- DATASET ROWS:
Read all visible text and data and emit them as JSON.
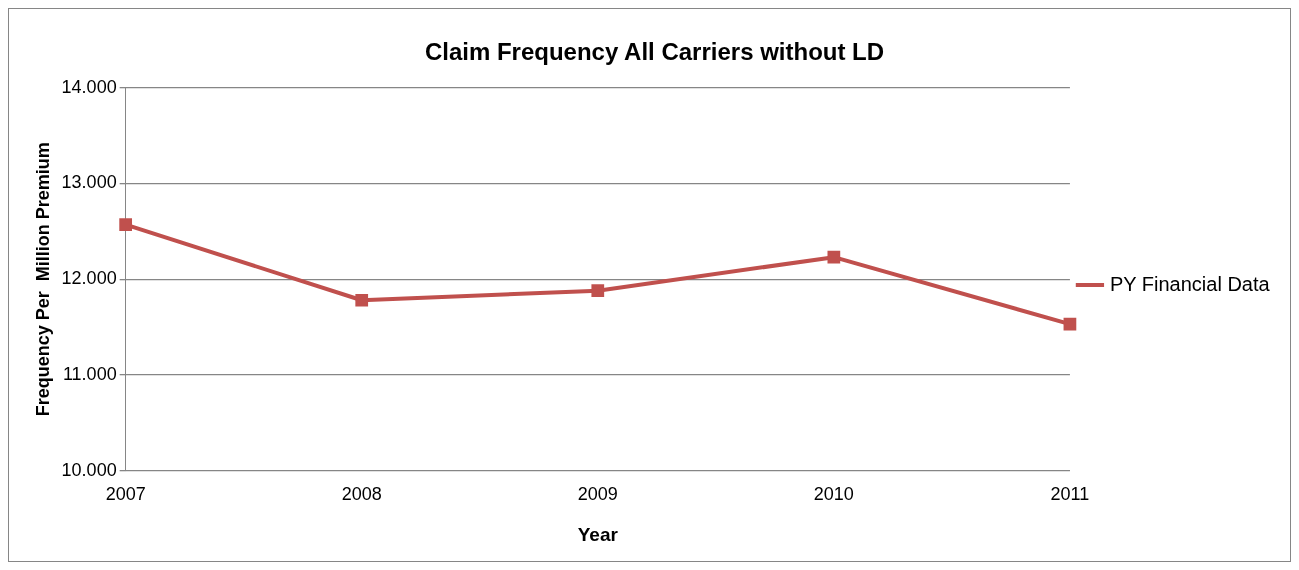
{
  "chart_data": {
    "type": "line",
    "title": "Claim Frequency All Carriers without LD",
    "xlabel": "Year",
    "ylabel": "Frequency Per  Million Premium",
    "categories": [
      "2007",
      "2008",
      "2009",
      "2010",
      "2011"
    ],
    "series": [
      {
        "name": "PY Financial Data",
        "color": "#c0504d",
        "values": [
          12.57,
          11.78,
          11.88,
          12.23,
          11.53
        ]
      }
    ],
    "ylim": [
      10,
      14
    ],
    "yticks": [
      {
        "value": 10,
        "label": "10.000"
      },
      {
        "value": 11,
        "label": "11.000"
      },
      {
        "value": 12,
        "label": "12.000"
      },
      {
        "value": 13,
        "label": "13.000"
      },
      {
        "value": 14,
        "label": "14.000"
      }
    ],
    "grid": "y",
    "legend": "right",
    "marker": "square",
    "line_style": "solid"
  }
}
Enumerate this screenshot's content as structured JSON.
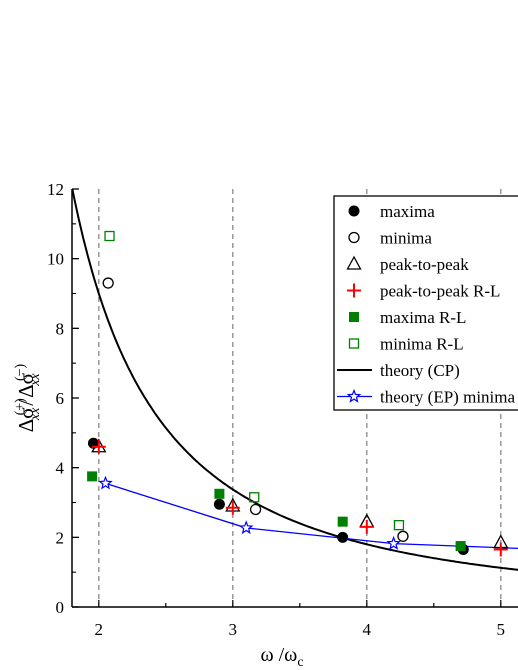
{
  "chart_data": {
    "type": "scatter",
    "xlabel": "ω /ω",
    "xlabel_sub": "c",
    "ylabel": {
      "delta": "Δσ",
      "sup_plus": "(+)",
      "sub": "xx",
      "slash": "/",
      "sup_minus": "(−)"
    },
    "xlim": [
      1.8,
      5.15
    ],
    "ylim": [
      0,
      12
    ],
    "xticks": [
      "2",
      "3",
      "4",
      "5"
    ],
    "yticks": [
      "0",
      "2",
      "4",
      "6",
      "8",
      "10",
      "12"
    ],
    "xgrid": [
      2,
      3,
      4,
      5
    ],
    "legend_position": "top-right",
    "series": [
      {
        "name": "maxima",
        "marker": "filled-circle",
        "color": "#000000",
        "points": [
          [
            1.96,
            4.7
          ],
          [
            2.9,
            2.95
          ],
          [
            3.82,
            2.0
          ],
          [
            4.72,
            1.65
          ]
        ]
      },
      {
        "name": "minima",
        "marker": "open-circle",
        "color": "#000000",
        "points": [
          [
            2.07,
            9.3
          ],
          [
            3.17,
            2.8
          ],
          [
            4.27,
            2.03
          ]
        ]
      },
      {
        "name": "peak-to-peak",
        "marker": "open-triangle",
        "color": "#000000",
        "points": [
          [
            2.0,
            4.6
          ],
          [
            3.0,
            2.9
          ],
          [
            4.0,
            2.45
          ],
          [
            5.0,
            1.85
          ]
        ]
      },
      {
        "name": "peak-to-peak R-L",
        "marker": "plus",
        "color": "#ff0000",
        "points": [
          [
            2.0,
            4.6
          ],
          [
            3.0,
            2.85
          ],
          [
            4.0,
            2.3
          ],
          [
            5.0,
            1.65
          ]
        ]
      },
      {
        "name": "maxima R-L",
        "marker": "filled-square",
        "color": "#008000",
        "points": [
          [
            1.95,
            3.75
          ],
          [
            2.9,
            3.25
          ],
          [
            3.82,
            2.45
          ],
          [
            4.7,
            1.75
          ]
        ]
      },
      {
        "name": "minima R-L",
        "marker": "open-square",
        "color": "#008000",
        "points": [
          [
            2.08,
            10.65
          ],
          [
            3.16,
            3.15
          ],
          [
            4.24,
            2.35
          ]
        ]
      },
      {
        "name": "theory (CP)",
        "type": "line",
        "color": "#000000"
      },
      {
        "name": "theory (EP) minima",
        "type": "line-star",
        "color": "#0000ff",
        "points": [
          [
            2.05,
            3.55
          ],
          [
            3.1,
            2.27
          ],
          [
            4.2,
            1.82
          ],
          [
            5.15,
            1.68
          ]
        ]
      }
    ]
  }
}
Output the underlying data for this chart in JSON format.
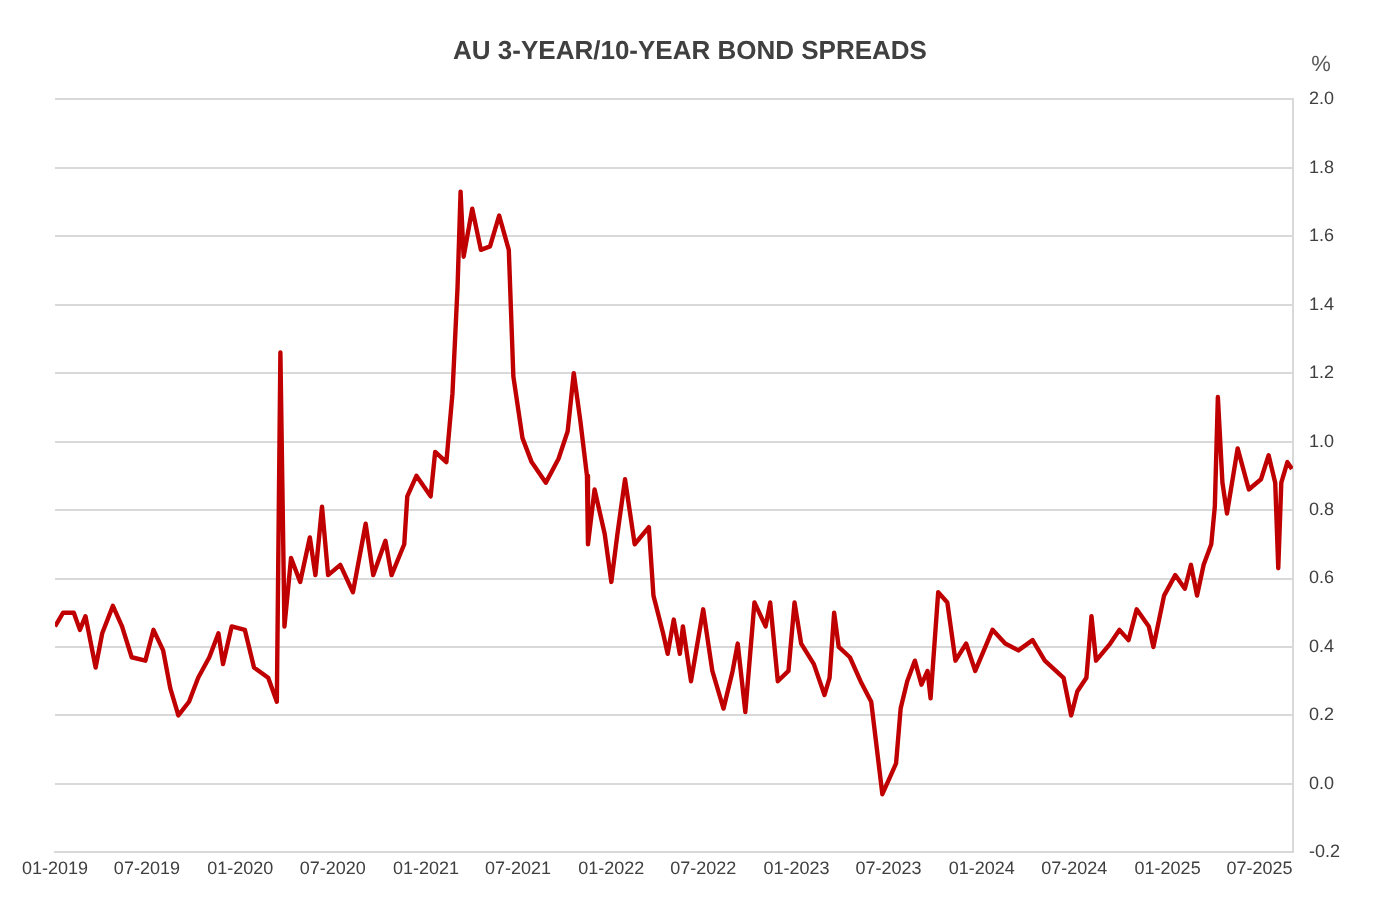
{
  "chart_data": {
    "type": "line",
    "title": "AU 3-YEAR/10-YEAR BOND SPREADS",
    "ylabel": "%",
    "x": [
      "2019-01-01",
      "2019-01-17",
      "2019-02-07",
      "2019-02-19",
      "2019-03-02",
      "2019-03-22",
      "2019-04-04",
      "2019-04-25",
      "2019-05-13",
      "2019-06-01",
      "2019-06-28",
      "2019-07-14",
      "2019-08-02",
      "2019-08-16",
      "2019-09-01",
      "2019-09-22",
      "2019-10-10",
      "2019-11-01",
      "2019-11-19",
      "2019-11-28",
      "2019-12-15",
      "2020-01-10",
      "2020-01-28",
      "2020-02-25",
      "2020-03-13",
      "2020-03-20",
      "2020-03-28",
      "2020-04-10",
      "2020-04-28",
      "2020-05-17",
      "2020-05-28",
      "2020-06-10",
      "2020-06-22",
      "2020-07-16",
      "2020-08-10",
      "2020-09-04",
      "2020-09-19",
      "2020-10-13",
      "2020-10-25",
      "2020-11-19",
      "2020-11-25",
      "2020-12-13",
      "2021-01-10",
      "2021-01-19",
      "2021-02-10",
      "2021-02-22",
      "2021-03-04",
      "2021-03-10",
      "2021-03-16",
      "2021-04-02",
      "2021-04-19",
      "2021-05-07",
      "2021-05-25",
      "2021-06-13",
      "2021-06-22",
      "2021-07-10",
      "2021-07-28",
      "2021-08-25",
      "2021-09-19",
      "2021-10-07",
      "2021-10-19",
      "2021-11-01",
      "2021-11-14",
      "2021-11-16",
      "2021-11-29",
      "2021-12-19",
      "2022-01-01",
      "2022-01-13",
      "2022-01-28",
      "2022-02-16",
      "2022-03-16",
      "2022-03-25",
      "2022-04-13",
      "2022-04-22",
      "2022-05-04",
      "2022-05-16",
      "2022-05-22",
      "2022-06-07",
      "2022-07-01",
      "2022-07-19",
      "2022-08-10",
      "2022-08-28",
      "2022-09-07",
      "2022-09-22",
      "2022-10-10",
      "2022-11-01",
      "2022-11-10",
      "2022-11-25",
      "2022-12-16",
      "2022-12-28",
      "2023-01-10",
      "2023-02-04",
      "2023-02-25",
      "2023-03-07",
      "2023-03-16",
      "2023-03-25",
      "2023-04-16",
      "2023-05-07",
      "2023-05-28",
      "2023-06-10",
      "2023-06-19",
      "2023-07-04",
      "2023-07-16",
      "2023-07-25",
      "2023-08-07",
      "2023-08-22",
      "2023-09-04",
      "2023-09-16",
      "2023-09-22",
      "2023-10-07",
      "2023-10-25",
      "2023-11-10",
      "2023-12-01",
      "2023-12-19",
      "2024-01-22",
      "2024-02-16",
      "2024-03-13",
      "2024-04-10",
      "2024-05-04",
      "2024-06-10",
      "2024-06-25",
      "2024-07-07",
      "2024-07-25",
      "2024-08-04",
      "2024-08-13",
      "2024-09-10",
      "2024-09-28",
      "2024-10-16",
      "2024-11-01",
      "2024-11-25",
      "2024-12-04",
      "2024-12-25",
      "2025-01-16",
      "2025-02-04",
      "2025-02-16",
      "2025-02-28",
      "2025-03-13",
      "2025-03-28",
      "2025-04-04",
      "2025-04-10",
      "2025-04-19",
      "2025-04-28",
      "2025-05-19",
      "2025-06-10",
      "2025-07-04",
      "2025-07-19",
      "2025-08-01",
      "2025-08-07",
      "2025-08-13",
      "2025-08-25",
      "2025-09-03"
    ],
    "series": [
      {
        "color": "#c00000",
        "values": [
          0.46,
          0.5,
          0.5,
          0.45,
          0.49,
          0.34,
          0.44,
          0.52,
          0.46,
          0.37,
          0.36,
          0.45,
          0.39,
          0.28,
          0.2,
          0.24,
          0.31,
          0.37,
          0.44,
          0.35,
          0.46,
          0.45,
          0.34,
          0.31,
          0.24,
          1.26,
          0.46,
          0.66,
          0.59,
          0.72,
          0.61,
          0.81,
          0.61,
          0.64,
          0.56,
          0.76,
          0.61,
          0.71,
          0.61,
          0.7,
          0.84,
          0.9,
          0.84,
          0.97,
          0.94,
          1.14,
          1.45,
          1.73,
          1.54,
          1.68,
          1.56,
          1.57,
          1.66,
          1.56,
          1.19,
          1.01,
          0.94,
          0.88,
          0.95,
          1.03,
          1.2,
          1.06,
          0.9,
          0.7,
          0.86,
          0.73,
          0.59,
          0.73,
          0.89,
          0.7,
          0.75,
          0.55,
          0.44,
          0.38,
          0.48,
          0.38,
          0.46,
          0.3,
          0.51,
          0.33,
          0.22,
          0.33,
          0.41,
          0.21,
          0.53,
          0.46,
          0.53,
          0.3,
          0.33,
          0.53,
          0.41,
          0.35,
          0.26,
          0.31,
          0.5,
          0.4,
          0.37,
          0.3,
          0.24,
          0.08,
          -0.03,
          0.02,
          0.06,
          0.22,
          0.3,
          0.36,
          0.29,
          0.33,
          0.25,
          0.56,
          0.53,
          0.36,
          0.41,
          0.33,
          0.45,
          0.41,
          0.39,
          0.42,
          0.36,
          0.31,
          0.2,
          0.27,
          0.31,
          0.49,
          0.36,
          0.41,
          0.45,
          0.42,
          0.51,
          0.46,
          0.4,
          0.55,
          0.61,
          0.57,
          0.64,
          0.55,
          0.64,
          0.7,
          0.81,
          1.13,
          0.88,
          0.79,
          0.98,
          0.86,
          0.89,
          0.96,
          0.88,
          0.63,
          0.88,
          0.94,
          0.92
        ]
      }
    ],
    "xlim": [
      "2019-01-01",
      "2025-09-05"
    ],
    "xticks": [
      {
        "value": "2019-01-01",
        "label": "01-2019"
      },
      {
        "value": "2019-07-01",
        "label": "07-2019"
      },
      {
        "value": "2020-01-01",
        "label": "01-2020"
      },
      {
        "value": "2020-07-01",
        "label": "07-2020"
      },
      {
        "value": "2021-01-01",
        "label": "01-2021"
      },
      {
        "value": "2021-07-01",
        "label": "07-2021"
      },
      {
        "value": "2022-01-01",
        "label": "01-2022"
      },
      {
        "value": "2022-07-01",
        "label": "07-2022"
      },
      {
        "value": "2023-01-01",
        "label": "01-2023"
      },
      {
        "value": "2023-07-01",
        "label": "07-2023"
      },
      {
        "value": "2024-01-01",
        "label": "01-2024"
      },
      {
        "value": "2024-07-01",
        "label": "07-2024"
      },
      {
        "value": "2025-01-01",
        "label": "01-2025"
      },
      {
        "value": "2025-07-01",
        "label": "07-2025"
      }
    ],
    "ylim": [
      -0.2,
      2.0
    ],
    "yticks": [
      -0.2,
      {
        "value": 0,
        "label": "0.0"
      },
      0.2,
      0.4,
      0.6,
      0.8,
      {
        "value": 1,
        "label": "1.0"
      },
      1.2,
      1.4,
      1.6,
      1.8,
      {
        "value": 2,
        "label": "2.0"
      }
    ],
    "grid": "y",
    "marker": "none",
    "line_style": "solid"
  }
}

- WHAT YOU ARE ASKED TO DO:
Using the listing above, pick out each line that contains the word "right", then copy it.

- ANSWER TO THIS EXERCISE:
    "legend": "right",
    "legend_position": "top-right",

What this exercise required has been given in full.